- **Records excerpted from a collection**
** Start **

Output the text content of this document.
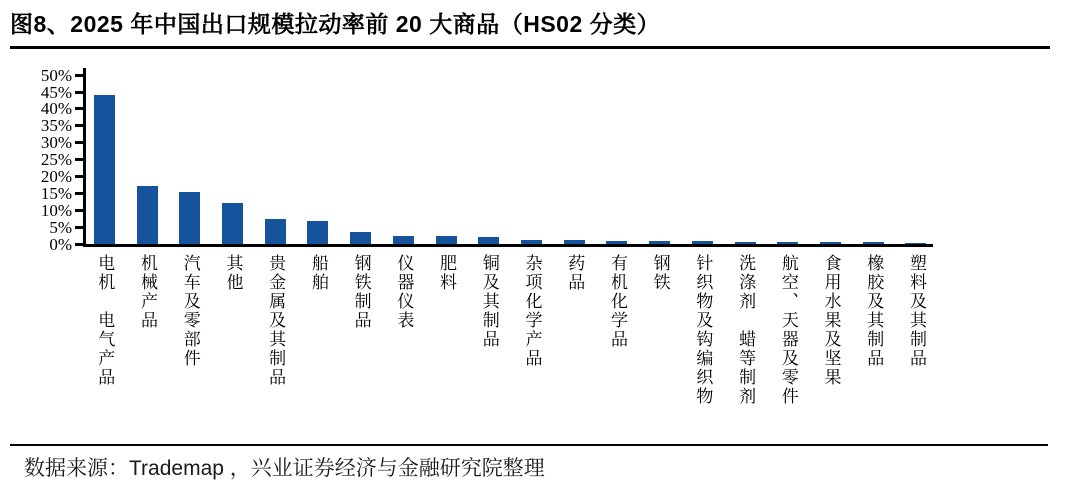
图8、2025 年中国出口规模拉动率前 20 大商品（HS02 分类）
50%
45%
40%
35%
30%
25%
20%
15%
10%
5%
0%
电机　电气产品 机械产品 汽车及零部件 其他 贵金属及其制品 船舶 钢铁制品 仪器仪表 肥料 铜及其制品 杂项化学产品 药品 有机化学品 钢铁 针织物及钩编织物 洗涤剂　蜡等制剂 航空、天器及零件 食用水果及坚果 橡胶及其制品 塑料及其制品
数据来源：Trademap ，兴业证券经济与金融研究院整理
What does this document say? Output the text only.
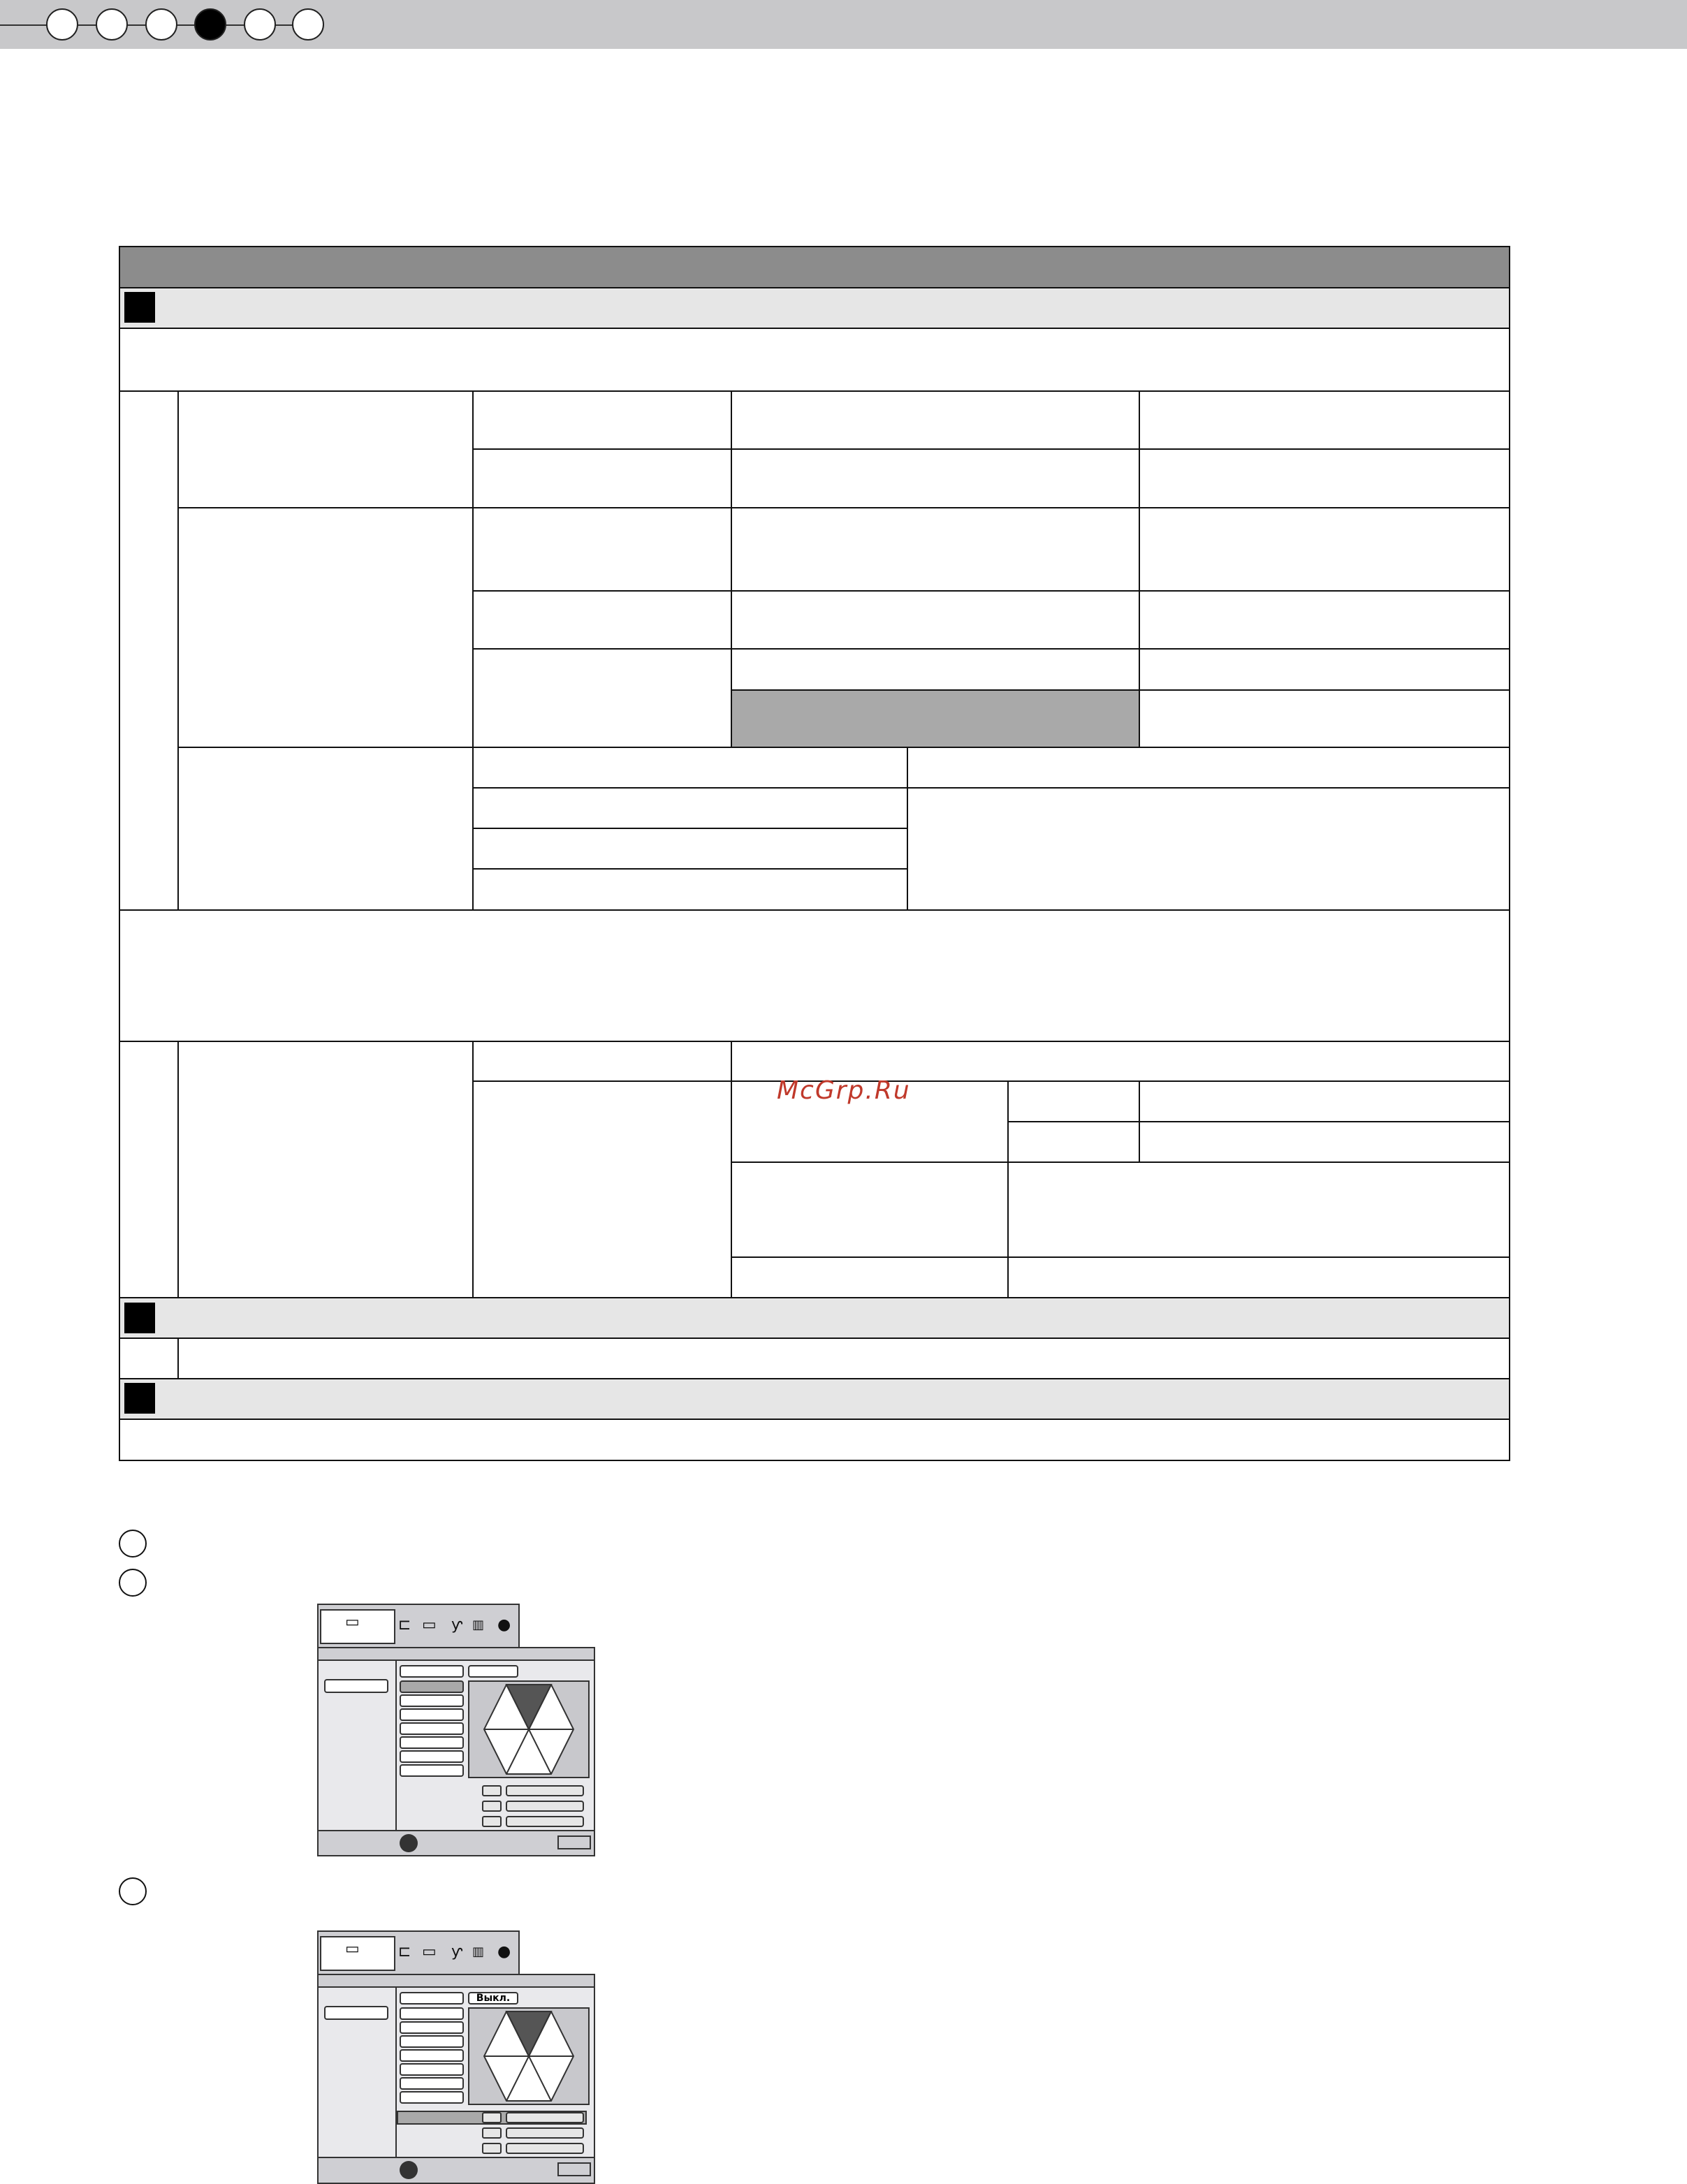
McGrp.Ru
▭	⊏ ▭ ƴ ▥ ●
▭	⊏ ▭ ƴ ▥ ●
Выкл.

** End **

- **Aim**
Count each line where the string "Output" occurs, and write only the number.

- **Reply**
2